_EXERCISE DESCRIPTION_: Report only how many lines of the entries below contain the string "Storage".

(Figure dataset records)
-- begin --
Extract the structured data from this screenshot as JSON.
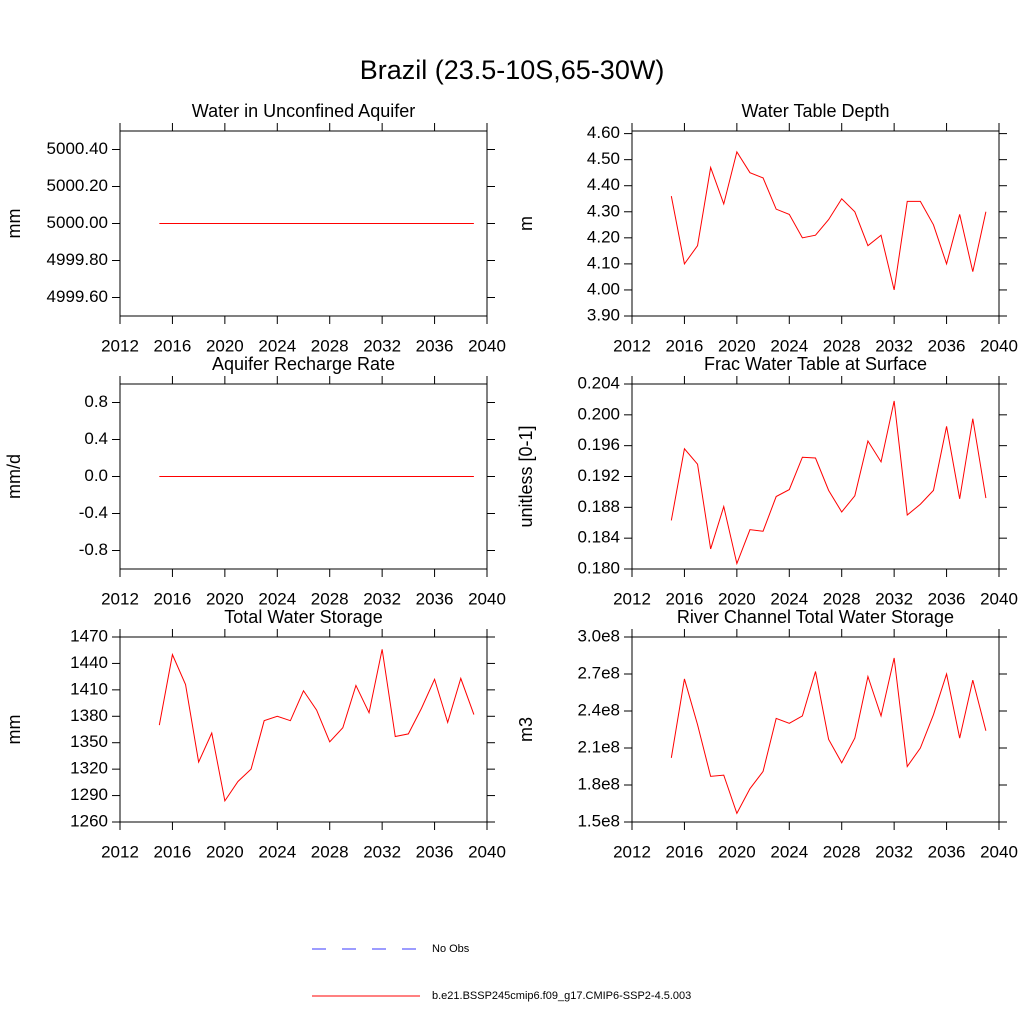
{
  "title": "Brazil (23.5-10S,65-30W)",
  "legend": [
    {
      "name": "No Obs",
      "color": "#3a3aff",
      "dashed": true
    },
    {
      "name": "b.e21.BSSP245cmip6.f09_g17.CMIP6-SSP2-4.5.003",
      "color": "#ff0000",
      "dashed": false
    }
  ],
  "chart_data": [
    {
      "type": "line",
      "title": "Water in Unconfined Aquifer",
      "y_label": "mm",
      "color": "#ff0000",
      "x": [
        2015,
        2016,
        2017,
        2018,
        2019,
        2020,
        2021,
        2022,
        2023,
        2024,
        2025,
        2026,
        2027,
        2028,
        2029,
        2030,
        2031,
        2032,
        2033,
        2034,
        2035,
        2036,
        2037,
        2038,
        2039
      ],
      "values": [
        5000,
        5000,
        5000,
        5000,
        5000,
        5000,
        5000,
        5000,
        5000,
        5000,
        5000,
        5000,
        5000,
        5000,
        5000,
        5000,
        5000,
        5000,
        5000,
        5000,
        5000,
        5000,
        5000,
        5000,
        5000
      ],
      "xlim": [
        2012,
        2040
      ],
      "xticks": [
        2012,
        2016,
        2020,
        2024,
        2028,
        2032,
        2036,
        2040
      ],
      "ylim": [
        4999.5,
        5000.5
      ],
      "yticks": [
        {
          "value": 4999.6,
          "label": "4999.60"
        },
        {
          "value": 4999.8,
          "label": "4999.80"
        },
        {
          "value": 5000,
          "label": "5000.00"
        },
        {
          "value": 5000.2,
          "label": "5000.20"
        },
        {
          "value": 5000.4,
          "label": "5000.40"
        }
      ]
    },
    {
      "type": "line",
      "title": "Water Table Depth",
      "y_label": "m",
      "color": "#ff0000",
      "x": [
        2015,
        2016,
        2017,
        2018,
        2019,
        2020,
        2021,
        2022,
        2023,
        2024,
        2025,
        2026,
        2027,
        2028,
        2029,
        2030,
        2031,
        2032,
        2033,
        2034,
        2035,
        2036,
        2037,
        2038,
        2039
      ],
      "values": [
        4.36,
        4.1,
        4.17,
        4.47,
        4.33,
        4.53,
        4.45,
        4.43,
        4.31,
        4.29,
        4.2,
        4.21,
        4.27,
        4.35,
        4.3,
        4.17,
        4.21,
        4.0,
        4.34,
        4.34,
        4.25,
        4.1,
        4.29,
        4.07,
        4.3
      ],
      "xlim": [
        2012,
        2040
      ],
      "xticks": [
        2012,
        2016,
        2020,
        2024,
        2028,
        2032,
        2036,
        2040
      ],
      "ylim": [
        3.9,
        4.61
      ],
      "yticks": [
        {
          "value": 3.9,
          "label": "3.90"
        },
        {
          "value": 4.0,
          "label": "4.00"
        },
        {
          "value": 4.1,
          "label": "4.10"
        },
        {
          "value": 4.2,
          "label": "4.20"
        },
        {
          "value": 4.3,
          "label": "4.30"
        },
        {
          "value": 4.4,
          "label": "4.40"
        },
        {
          "value": 4.5,
          "label": "4.50"
        },
        {
          "value": 4.6,
          "label": "4.60"
        }
      ]
    },
    {
      "type": "line",
      "title": "Aquifer Recharge Rate",
      "y_label": "mm/d",
      "color": "#ff0000",
      "x": [
        2015,
        2016,
        2017,
        2018,
        2019,
        2020,
        2021,
        2022,
        2023,
        2024,
        2025,
        2026,
        2027,
        2028,
        2029,
        2030,
        2031,
        2032,
        2033,
        2034,
        2035,
        2036,
        2037,
        2038,
        2039
      ],
      "values": [
        0,
        0,
        0,
        0,
        0,
        0,
        0,
        0,
        0,
        0,
        0,
        0,
        0,
        0,
        0,
        0,
        0,
        0,
        0,
        0,
        0,
        0,
        0,
        0,
        0
      ],
      "xlim": [
        2012,
        2040
      ],
      "xticks": [
        2012,
        2016,
        2020,
        2024,
        2028,
        2032,
        2036,
        2040
      ],
      "ylim": [
        -1,
        1
      ],
      "yticks": [
        -0.8,
        -0.4,
        {
          "value": 0,
          "label": "0.0"
        },
        0.4,
        0.8
      ]
    },
    {
      "type": "line",
      "title": "Frac Water Table at Surface",
      "y_label": "unitless [0-1]",
      "color": "#ff0000",
      "x": [
        2015,
        2016,
        2017,
        2018,
        2019,
        2020,
        2021,
        2022,
        2023,
        2024,
        2025,
        2026,
        2027,
        2028,
        2029,
        2030,
        2031,
        2032,
        2033,
        2034,
        2035,
        2036,
        2037,
        2038,
        2039
      ],
      "values": [
        0.1863,
        0.1956,
        0.1936,
        0.1826,
        0.1881,
        0.1807,
        0.1851,
        0.1849,
        0.1894,
        0.1903,
        0.1945,
        0.1944,
        0.1902,
        0.1874,
        0.1895,
        0.1966,
        0.1939,
        0.2018,
        0.187,
        0.1884,
        0.1902,
        0.1985,
        0.1891,
        0.1995,
        0.1892
      ],
      "xlim": [
        2012,
        2040
      ],
      "xticks": [
        2012,
        2016,
        2020,
        2024,
        2028,
        2032,
        2036,
        2040
      ],
      "ylim": [
        0.18,
        0.204
      ],
      "yticks": [
        {
          "value": 0.18,
          "label": "0.180"
        },
        0.184,
        0.188,
        0.192,
        0.196,
        {
          "value": 0.2,
          "label": "0.200"
        },
        0.204
      ]
    },
    {
      "type": "line",
      "title": "Total Water Storage",
      "y_label": "mm",
      "color": "#ff0000",
      "x": [
        2015,
        2016,
        2017,
        2018,
        2019,
        2020,
        2021,
        2022,
        2023,
        2024,
        2025,
        2026,
        2027,
        2028,
        2029,
        2030,
        2031,
        2032,
        2033,
        2034,
        2035,
        2036,
        2037,
        2038,
        2039
      ],
      "values": [
        1370,
        1450,
        1416,
        1328,
        1361,
        1284,
        1306,
        1320,
        1375,
        1380,
        1375,
        1409,
        1387,
        1351,
        1367,
        1415,
        1384,
        1456,
        1357,
        1360,
        1389,
        1422,
        1373,
        1423,
        1382
      ],
      "xlim": [
        2012,
        2040
      ],
      "xticks": [
        2012,
        2016,
        2020,
        2024,
        2028,
        2032,
        2036,
        2040
      ],
      "ylim": [
        1260,
        1470
      ],
      "yticks": [
        1260,
        1290,
        1320,
        1350,
        1380,
        1410,
        1440,
        1470
      ]
    },
    {
      "type": "line",
      "title": "River Channel Total Water Storage",
      "y_label": "m3",
      "color": "#ff0000",
      "x": [
        2015,
        2016,
        2017,
        2018,
        2019,
        2020,
        2021,
        2022,
        2023,
        2024,
        2025,
        2026,
        2027,
        2028,
        2029,
        2030,
        2031,
        2032,
        2033,
        2034,
        2035,
        2036,
        2037,
        2038,
        2039
      ],
      "values": [
        202000000,
        266000000,
        229000000,
        187000000,
        188000000,
        157000000,
        177000000,
        191000000,
        234000000,
        230000000,
        236000000,
        272000000,
        217000000,
        198000000,
        218000000,
        268000000,
        236000000,
        283000000,
        195000000,
        210000000,
        237000000,
        270000000,
        218000000,
        265000000,
        224000000
      ],
      "xlim": [
        2012,
        2040
      ],
      "xticks": [
        2012,
        2016,
        2020,
        2024,
        2028,
        2032,
        2036,
        2040
      ],
      "ylim": [
        150000000,
        300000000
      ],
      "yticks": [
        {
          "value": 150000000,
          "label": "1.5e8"
        },
        {
          "value": 180000000,
          "label": "1.8e8"
        },
        {
          "value": 210000000,
          "label": "2.1e8"
        },
        {
          "value": 240000000,
          "label": "2.4e8"
        },
        {
          "value": 270000000,
          "label": "2.7e8"
        },
        {
          "value": 300000000,
          "label": "3.0e8"
        }
      ]
    }
  ]
}
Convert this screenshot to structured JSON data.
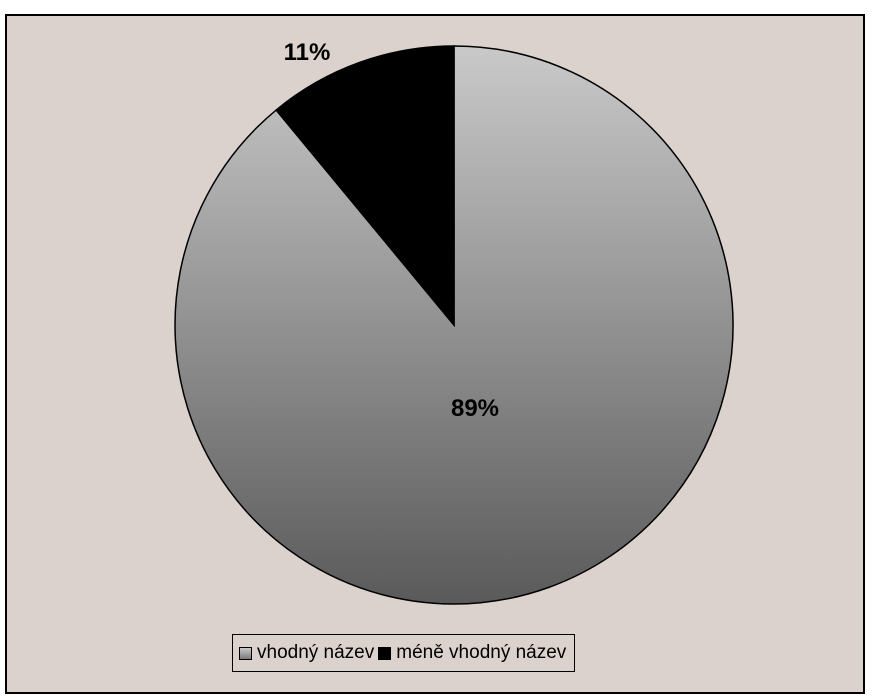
-- end --
_EXERCISE OUTPUT_: 2